## DESCRIPTION OF THE TASK
Please reproduce every line of the records below word for word, leaving the pictures out.

## DATA TO USE
○ ○ ○ ○ ○
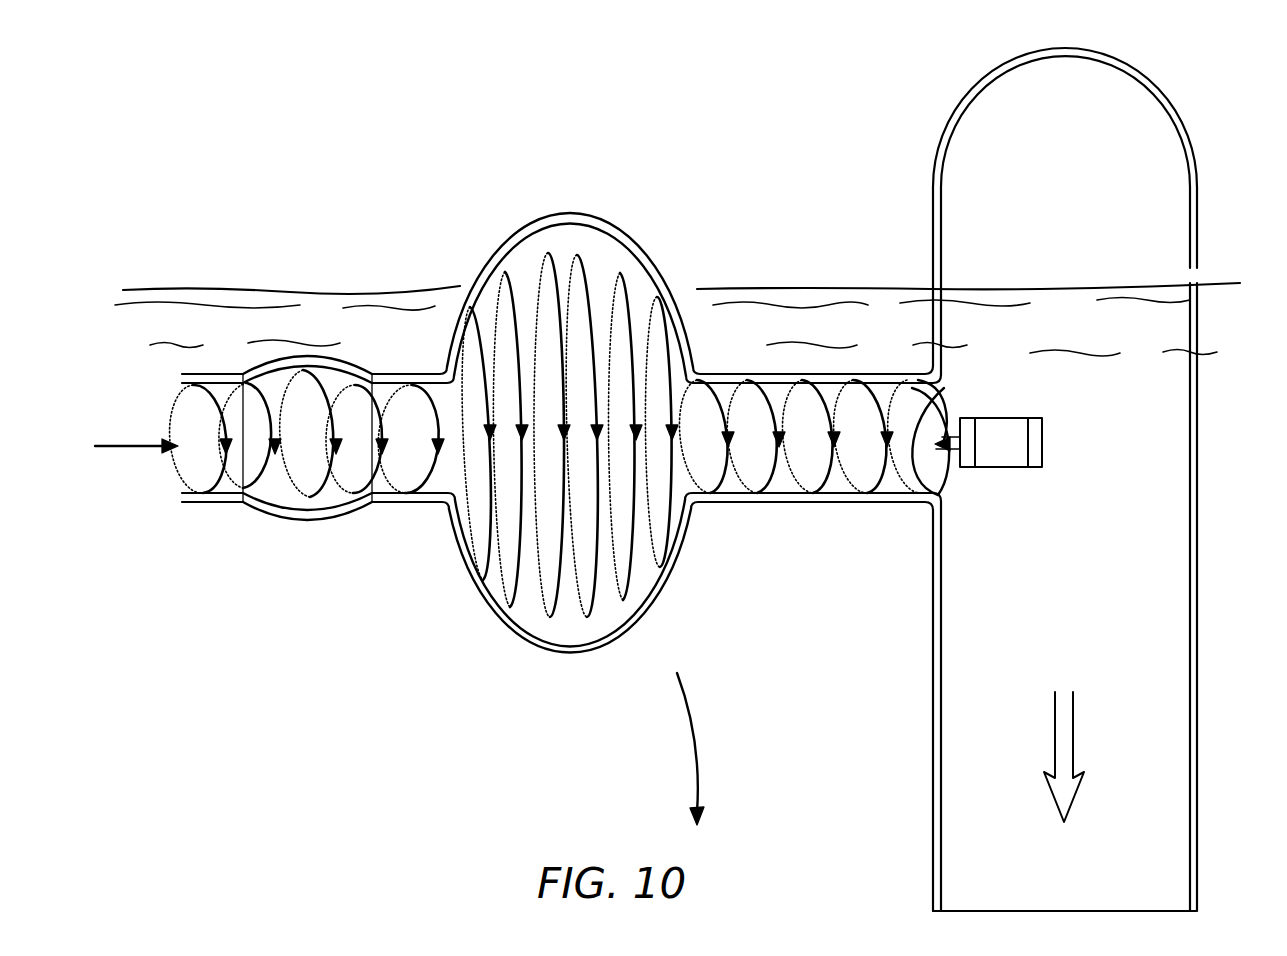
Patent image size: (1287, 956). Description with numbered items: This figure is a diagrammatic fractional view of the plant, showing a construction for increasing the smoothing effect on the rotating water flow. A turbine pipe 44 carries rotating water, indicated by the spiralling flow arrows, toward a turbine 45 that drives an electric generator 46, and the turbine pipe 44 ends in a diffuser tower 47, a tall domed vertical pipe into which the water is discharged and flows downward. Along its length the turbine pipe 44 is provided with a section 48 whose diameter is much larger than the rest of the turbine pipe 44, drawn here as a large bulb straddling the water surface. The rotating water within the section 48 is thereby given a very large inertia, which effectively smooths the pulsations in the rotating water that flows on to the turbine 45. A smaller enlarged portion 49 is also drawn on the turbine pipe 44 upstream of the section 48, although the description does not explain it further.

The turbine pipe 44 is at (823, 503).
The turbine 45 is at (940, 493).
The electric generator 46 is at (1007, 467).
The diffuser tower 47 is at (1160, 478).
The section 48 is at (606, 226).
The small bulge chamber 49 is at (305, 513).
○ ○ ○ ○ ○
## SOLUTION
Patent image size: (1287, 956). Description with numbered items: This figure is a diagrammatic fractional view of the plant, showing a construction for increasing the smoothing effect on the rotating water flow. A turbine pipe 44 carries rotating water, indicated by the spiralling flow arrows, toward a turbine 45 that drives an electric generator 46, and the turbine pipe 44 ends in a diffuser tower 47, a tall domed vertical pipe into which the water is discharged and flows downward. Along its length the turbine pipe 44 is provided with a section 48 whose diameter is much larger than the rest of the turbine pipe 44, drawn here as a large bulb straddling the water surface. The rotating water within the section 48 is thereby given a very large inertia, which effectively smooths the pulsations in the rotating water that flows on to the turbine 45. A smaller enlarged portion 49 is also drawn on the turbine pipe 44 upstream of the section 48, although the description does not explain it further.

The turbine pipe 44 is at (823, 503).
The turbine 45 is at (940, 493).
The electric generator 46 is at (1007, 467).
The diffuser tower 47 is at (1160, 478).
The section 48 is at (606, 226).
The small bulge chamber 49 is at (305, 513).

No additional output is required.